Note each line that includes the word "xlabel". Copy those lines.

━━━ Data in this exercise

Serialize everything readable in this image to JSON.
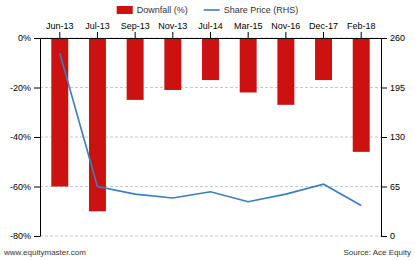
{
  "chart_data": {
    "type": "bar",
    "categories": [
      "Jun-13",
      "Jul-13",
      "Sep-13",
      "Nov-13",
      "Jul-14",
      "Mar-15",
      "Nov-16",
      "Dec-17",
      "Feb-18"
    ],
    "series": [
      {
        "name": "Downfall (%)",
        "type": "bar",
        "color": "#cc1111",
        "values": [
          -60,
          -70,
          -25,
          -21,
          -17,
          -22,
          -27,
          -17,
          -46
        ]
      },
      {
        "name": "Share Price (RHS)",
        "type": "line",
        "color": "#3a7ebf",
        "axis": "y2",
        "values": [
          240,
          65,
          55,
          50,
          58,
          45,
          55,
          68,
          40
        ]
      }
    ],
    "ylim": [
      -80,
      0
    ],
    "yticks": [
      {
        "value": 0,
        "label": "0%"
      },
      {
        "value": -20,
        "label": "-20%"
      },
      {
        "value": -40,
        "label": "-40%"
      },
      {
        "value": -60,
        "label": "-60%"
      },
      {
        "value": -80,
        "label": "-80%"
      }
    ],
    "y2lim": [
      0,
      260
    ],
    "y2ticks": [
      0,
      65,
      130,
      195,
      260
    ],
    "grid": true,
    "legend": "top",
    "annotations": [
      "www.equitymaster.com",
      "Source:  Ace Equity"
    ]
  }
}
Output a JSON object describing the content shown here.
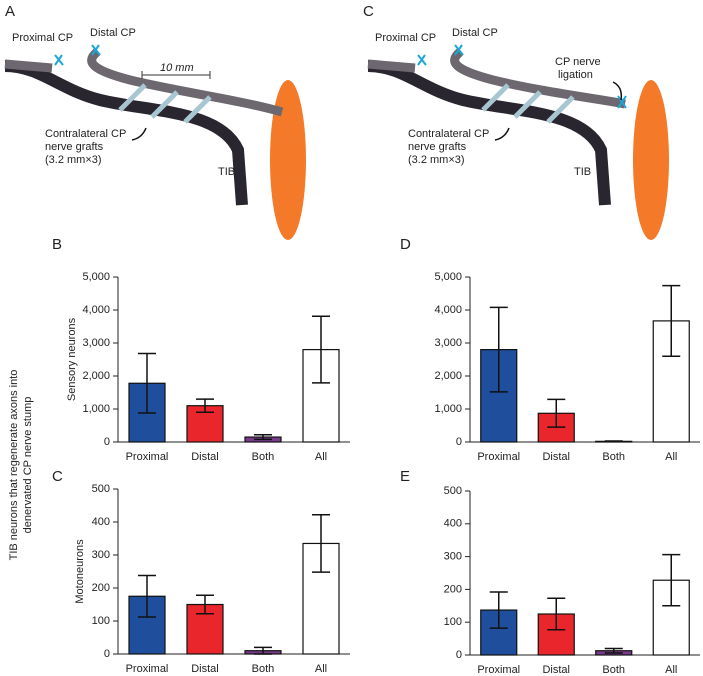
{
  "diagrams": [
    {
      "panel": "A",
      "labels": [
        "Proximal CP",
        "Distal CP",
        "10 mm",
        "Contralateral CP",
        "nerve grafts",
        "(3.2 mm×3)",
        "TIB"
      ]
    },
    {
      "panel": "C",
      "labels": [
        "Proximal CP",
        "Distal CP",
        "CP nerve",
        "ligation",
        "Contralateral CP",
        "nerve grafts",
        "(3.2 mm×3)",
        "TIB"
      ]
    }
  ],
  "shared_ylabel": [
    "TIB neurons that regenerate axons into",
    "denervated CP nerve stump"
  ],
  "chart_data": [
    {
      "type": "bar",
      "panel": "B",
      "ylabel": "Sensory neurons",
      "categories": [
        "Proximal",
        "Distal",
        "Both",
        "All"
      ],
      "values": [
        1780,
        1100,
        150,
        2800
      ],
      "errors": [
        900,
        200,
        70,
        1010
      ],
      "colors": [
        "#1f4e9c",
        "#e8262b",
        "#7a3a8c",
        "#ffffff"
      ],
      "ylim": [
        0,
        5000
      ],
      "yticks": [
        0,
        {
          "value": 1000,
          "label": "1,000"
        },
        {
          "value": 2000,
          "label": "2,000"
        },
        {
          "value": 3000,
          "label": "3,000"
        },
        {
          "value": 4000,
          "label": "4,000"
        },
        {
          "value": 5000,
          "label": "5,000"
        }
      ]
    },
    {
      "type": "bar",
      "panel": "D",
      "categories": [
        "Proximal",
        "Distal",
        "Both",
        "All"
      ],
      "values": [
        2800,
        870,
        20,
        3670
      ],
      "errors": [
        1280,
        420,
        10,
        1070
      ],
      "colors": [
        "#1f4e9c",
        "#e8262b",
        "#7a3a8c",
        "#ffffff"
      ],
      "ylim": [
        0,
        5000
      ],
      "yticks": [
        0,
        {
          "value": 1000,
          "label": "1,000"
        },
        {
          "value": 2000,
          "label": "2,000"
        },
        {
          "value": 3000,
          "label": "3,000"
        },
        {
          "value": 4000,
          "label": "4,000"
        },
        {
          "value": 5000,
          "label": "5,000"
        }
      ]
    },
    {
      "type": "bar",
      "panel": "C",
      "ylabel": "Motoneurons",
      "categories": [
        "Proximal",
        "Distal",
        "Both",
        "All"
      ],
      "values": [
        175,
        150,
        10,
        335
      ],
      "errors": [
        63,
        28,
        10,
        87
      ],
      "colors": [
        "#1f4e9c",
        "#e8262b",
        "#7a3a8c",
        "#ffffff"
      ],
      "ylim": [
        0,
        500
      ],
      "yticks": [
        0,
        100,
        200,
        300,
        400,
        500
      ]
    },
    {
      "type": "bar",
      "panel": "E",
      "categories": [
        "Proximal",
        "Distal",
        "Both",
        "All"
      ],
      "values": [
        137,
        125,
        13,
        228
      ],
      "errors": [
        55,
        48,
        7,
        78
      ],
      "colors": [
        "#1f4e9c",
        "#e8262b",
        "#7a3a8c",
        "#ffffff"
      ],
      "ylim": [
        0,
        500
      ],
      "yticks": [
        0,
        100,
        200,
        300,
        400,
        500
      ]
    }
  ]
}
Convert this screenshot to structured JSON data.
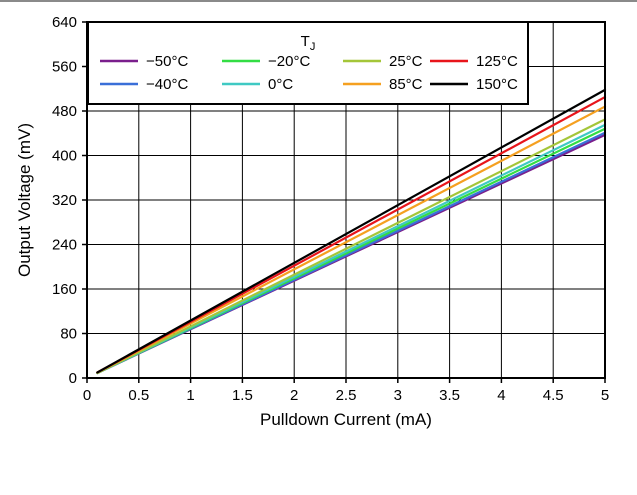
{
  "chart_data": {
    "type": "line",
    "xlabel": "Pulldown Current (mA)",
    "ylabel": "Output Voltage (mV)",
    "xlim": [
      0,
      5
    ],
    "ylim": [
      0,
      640
    ],
    "xticks": [
      "0",
      "0.5",
      "1",
      "1.5",
      "2",
      "2.5",
      "3",
      "3.5",
      "4",
      "4.5",
      "5"
    ],
    "yticks": [
      "0",
      "80",
      "160",
      "240",
      "320",
      "400",
      "480",
      "560",
      "640"
    ],
    "grid": true,
    "legend": {
      "title": "T",
      "title_subscript": "J",
      "placement": "top-left"
    },
    "series": [
      {
        "name": "−50°C",
        "color": "#7a1f8c",
        "x": [
          0.1,
          5
        ],
        "y": [
          9,
          437
        ]
      },
      {
        "name": "−40°C",
        "color": "#3a6fd8",
        "x": [
          0.1,
          5
        ],
        "y": [
          9,
          441
        ]
      },
      {
        "name": "−20°C",
        "color": "#33dd44",
        "x": [
          0.1,
          5
        ],
        "y": [
          9,
          448
        ]
      },
      {
        "name": "0°C",
        "color": "#3fc9c3",
        "x": [
          0.1,
          5
        ],
        "y": [
          9,
          455
        ]
      },
      {
        "name": "25°C",
        "color": "#a4c639",
        "x": [
          0.1,
          5
        ],
        "y": [
          9,
          465
        ]
      },
      {
        "name": "85°C",
        "color": "#f5a020",
        "x": [
          0.1,
          5
        ],
        "y": [
          10,
          488
        ]
      },
      {
        "name": "125°C",
        "color": "#e8151b",
        "x": [
          0.1,
          5
        ],
        "y": [
          10,
          505
        ]
      },
      {
        "name": "150°C",
        "color": "#000000",
        "x": [
          0.1,
          5
        ],
        "y": [
          10,
          518
        ]
      }
    ]
  }
}
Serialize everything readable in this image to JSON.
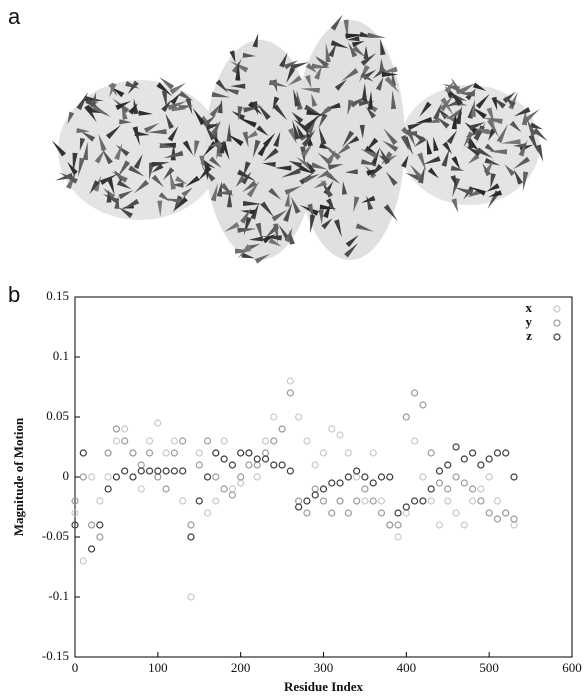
{
  "panel_a_label": "a",
  "chart_data": {
    "type": "scatter",
    "panel_label": "b",
    "xlabel": "Residue Index",
    "ylabel": "Magnitude of Motion",
    "x": [
      0,
      10,
      20,
      30,
      40,
      50,
      60,
      70,
      80,
      90,
      100,
      110,
      120,
      130,
      140,
      150,
      160,
      170,
      180,
      190,
      200,
      210,
      220,
      230,
      240,
      250,
      260,
      270,
      280,
      290,
      300,
      310,
      320,
      330,
      340,
      350,
      360,
      370,
      380,
      390,
      400,
      410,
      420,
      430,
      440,
      450,
      460,
      470,
      480,
      490,
      500,
      510,
      520,
      530
    ],
    "series": [
      {
        "name": "x",
        "color": "#c8c8c8",
        "values": [
          -0.03,
          -0.07,
          0.0,
          -0.02,
          0.0,
          0.03,
          0.04,
          0.02,
          -0.01,
          0.03,
          0.045,
          0.02,
          0.03,
          -0.02,
          -0.1,
          0.02,
          -0.03,
          -0.02,
          0.03,
          -0.01,
          -0.005,
          0.02,
          0.0,
          0.03,
          0.05,
          0.04,
          0.08,
          0.05,
          0.03,
          0.01,
          0.02,
          0.04,
          0.035,
          0.02,
          0.0,
          -0.02,
          0.02,
          -0.02,
          -0.04,
          -0.05,
          -0.03,
          0.03,
          0.0,
          -0.02,
          -0.04,
          -0.02,
          -0.03,
          -0.04,
          -0.02,
          -0.01,
          0.0,
          -0.02,
          -0.03,
          -0.04
        ]
      },
      {
        "name": "y",
        "color": "#9a9a9a",
        "values": [
          -0.02,
          0.0,
          -0.04,
          -0.05,
          0.02,
          0.04,
          0.03,
          0.02,
          0.01,
          0.02,
          0.0,
          -0.01,
          0.02,
          0.03,
          -0.04,
          0.01,
          0.03,
          0.0,
          -0.01,
          -0.015,
          0.0,
          0.01,
          0.01,
          0.02,
          0.03,
          0.04,
          0.07,
          -0.02,
          -0.03,
          -0.01,
          -0.02,
          -0.03,
          -0.02,
          -0.03,
          -0.02,
          -0.01,
          -0.02,
          -0.03,
          -0.04,
          -0.04,
          0.05,
          0.07,
          0.06,
          0.02,
          -0.005,
          -0.01,
          0.0,
          -0.005,
          -0.01,
          -0.02,
          -0.03,
          -0.035,
          -0.03,
          -0.035
        ]
      },
      {
        "name": "z",
        "color": "#3a3a3a",
        "values": [
          -0.04,
          0.02,
          -0.06,
          -0.04,
          -0.01,
          0.0,
          0.005,
          0.0,
          0.005,
          0.005,
          0.005,
          0.005,
          0.005,
          0.005,
          -0.05,
          -0.02,
          0.0,
          0.02,
          0.015,
          0.01,
          0.02,
          0.02,
          0.015,
          0.015,
          0.01,
          0.01,
          0.005,
          -0.025,
          -0.02,
          -0.015,
          -0.01,
          -0.005,
          -0.005,
          0.0,
          0.005,
          0.0,
          -0.005,
          0.0,
          0.0,
          -0.03,
          -0.025,
          -0.02,
          -0.02,
          -0.01,
          0.005,
          0.01,
          0.025,
          0.015,
          0.02,
          0.01,
          0.015,
          0.02,
          0.02,
          0.0
        ]
      }
    ],
    "xlim": [
      0,
      600
    ],
    "xticks": [
      0,
      100,
      200,
      300,
      400,
      500,
      600
    ],
    "ylim": [
      -0.15,
      0.15
    ],
    "yticks": [
      -0.15,
      -0.1,
      -0.05,
      0,
      0.05,
      0.1,
      0.15
    ],
    "legend": "upper-right"
  }
}
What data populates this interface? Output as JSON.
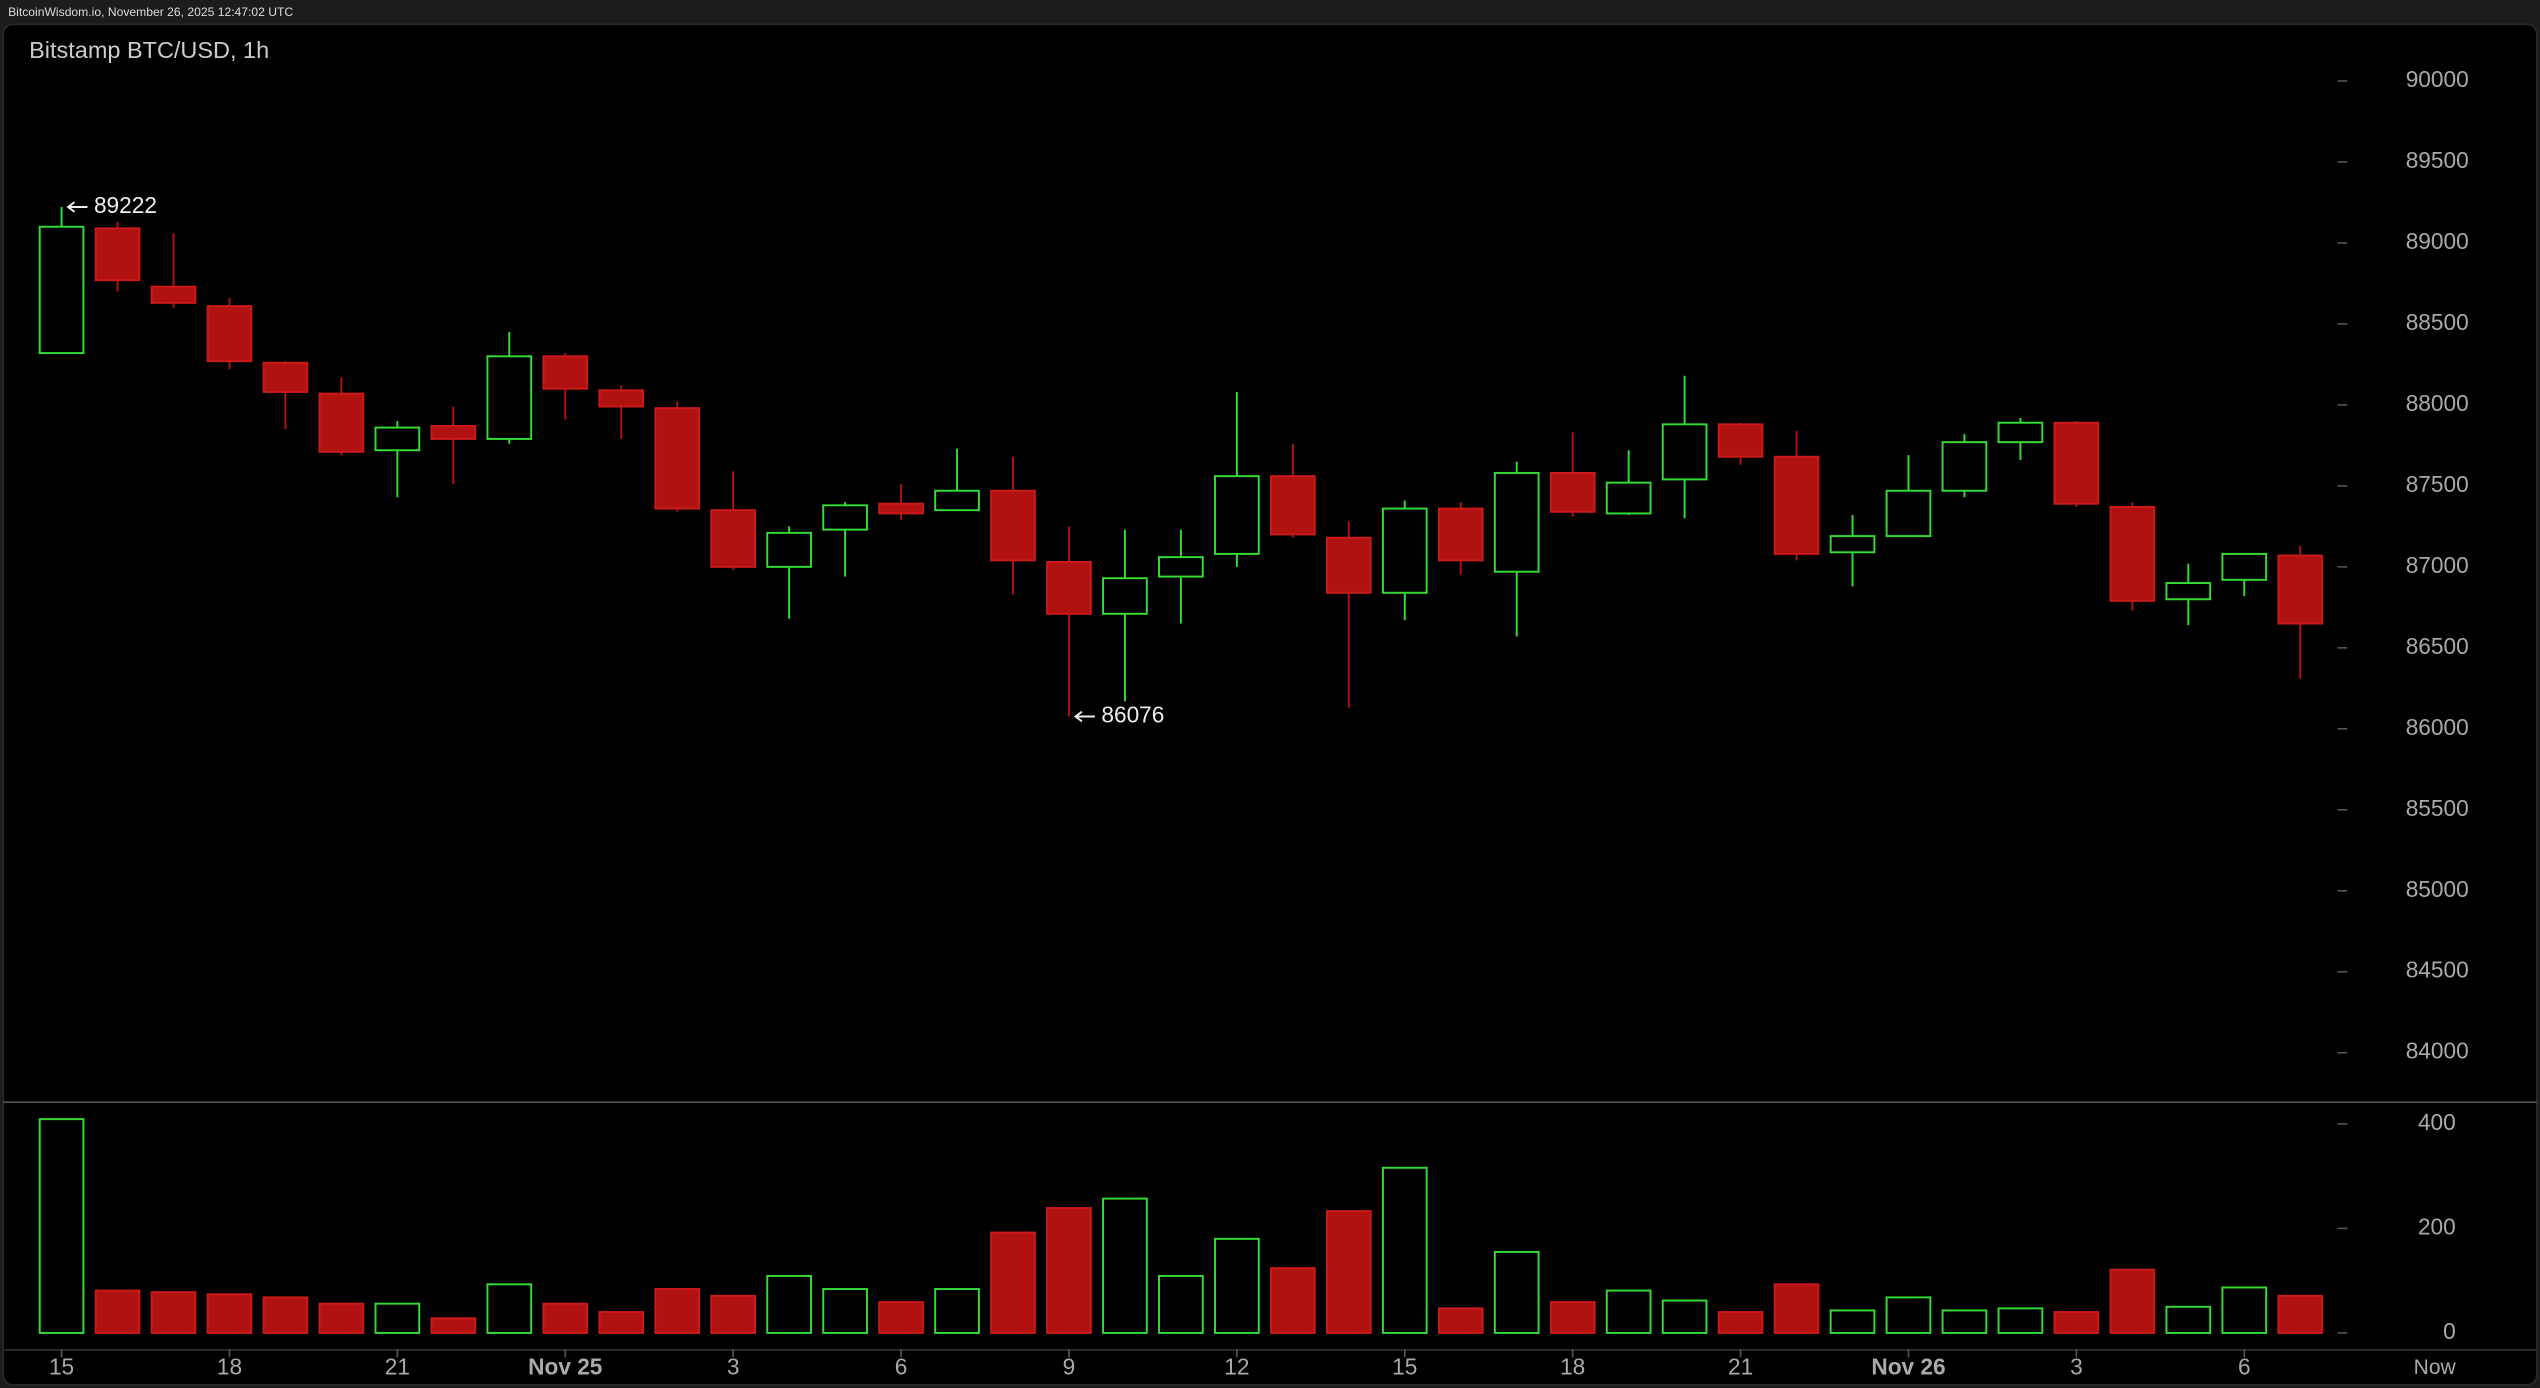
{
  "chart_data": {
    "type": "candlestick",
    "header": "BitcoinWisdom.io, November 26, 2025 12:47:02 UTC",
    "title": "Bitstamp BTC/USD, 1h",
    "categories": [
      "15",
      null,
      null,
      "18",
      null,
      null,
      "21",
      null,
      null,
      "Nov 25",
      null,
      null,
      "3",
      null,
      null,
      "6",
      null,
      null,
      "9",
      null,
      null,
      "12",
      null,
      null,
      "15",
      null,
      null,
      "18",
      null,
      null,
      "21",
      null,
      null,
      "Nov 26",
      null,
      null,
      "3",
      null,
      null,
      "6",
      null
    ],
    "x_end_label": "Now",
    "open": [
      88320,
      89090,
      88730,
      88610,
      88260,
      88070,
      87720,
      87870,
      87790,
      88300,
      88090,
      87980,
      87350,
      87000,
      87230,
      87390,
      87350,
      87470,
      87030,
      86710,
      86940,
      87080,
      87560,
      87180,
      86840,
      87360,
      86970,
      87580,
      87330,
      87540,
      87880,
      87680,
      87090,
      87190,
      87470,
      87770,
      87890,
      87370,
      86800,
      86920,
      87070
    ],
    "high": [
      89222,
      89130,
      89060,
      88660,
      88270,
      88170,
      87900,
      87990,
      88450,
      88320,
      88120,
      88020,
      87590,
      87250,
      87400,
      87510,
      87730,
      87680,
      87250,
      87230,
      87230,
      88080,
      87760,
      87280,
      87410,
      87400,
      87650,
      87830,
      87720,
      88180,
      87890,
      87840,
      87320,
      87690,
      87820,
      87920,
      87900,
      87400,
      87020,
      87080,
      87130
    ],
    "low": [
      88320,
      88700,
      88600,
      88220,
      87850,
      87690,
      87430,
      87510,
      87760,
      87910,
      87790,
      87340,
      86980,
      86680,
      86940,
      87290,
      87350,
      86830,
      86076,
      86170,
      86650,
      87000,
      87180,
      86130,
      86670,
      86950,
      86570,
      87310,
      87320,
      87300,
      87630,
      87040,
      86880,
      87190,
      87430,
      87660,
      87370,
      86730,
      86640,
      86820,
      86310
    ],
    "close": [
      89100,
      88770,
      88630,
      88270,
      88080,
      87710,
      87860,
      87790,
      88300,
      88100,
      87990,
      87360,
      87000,
      87210,
      87380,
      87330,
      87470,
      87040,
      86710,
      86930,
      87060,
      87560,
      87200,
      86840,
      87360,
      87040,
      87580,
      87340,
      87520,
      87880,
      87680,
      87080,
      87190,
      87470,
      87770,
      87890,
      87390,
      86790,
      86900,
      87080,
      86650
    ],
    "volume": [
      409,
      81,
      78,
      74,
      68,
      56,
      56,
      28,
      93,
      56,
      40,
      84,
      71,
      109,
      84,
      59,
      84,
      192,
      239,
      257,
      109,
      180,
      124,
      233,
      316,
      47,
      155,
      59,
      81,
      62,
      40,
      93,
      43,
      68,
      43,
      47,
      40,
      121,
      50,
      87,
      71
    ],
    "up_color": "#33dd33",
    "down_color": "#b01212",
    "ylim": [
      83700,
      90350
    ],
    "yticks": [
      84000,
      84500,
      85000,
      85500,
      86000,
      86500,
      87000,
      87500,
      88000,
      88500,
      89000,
      89500,
      90000
    ],
    "volume_ylim": [
      -31,
      440
    ],
    "volume_yticks": [
      0,
      200,
      400
    ],
    "grid": false
  }
}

━━━━━━

◆ **Output of the task**:
    "xlabel": "Pulldown Current (mA)",
    "xlabel": "Residue Index",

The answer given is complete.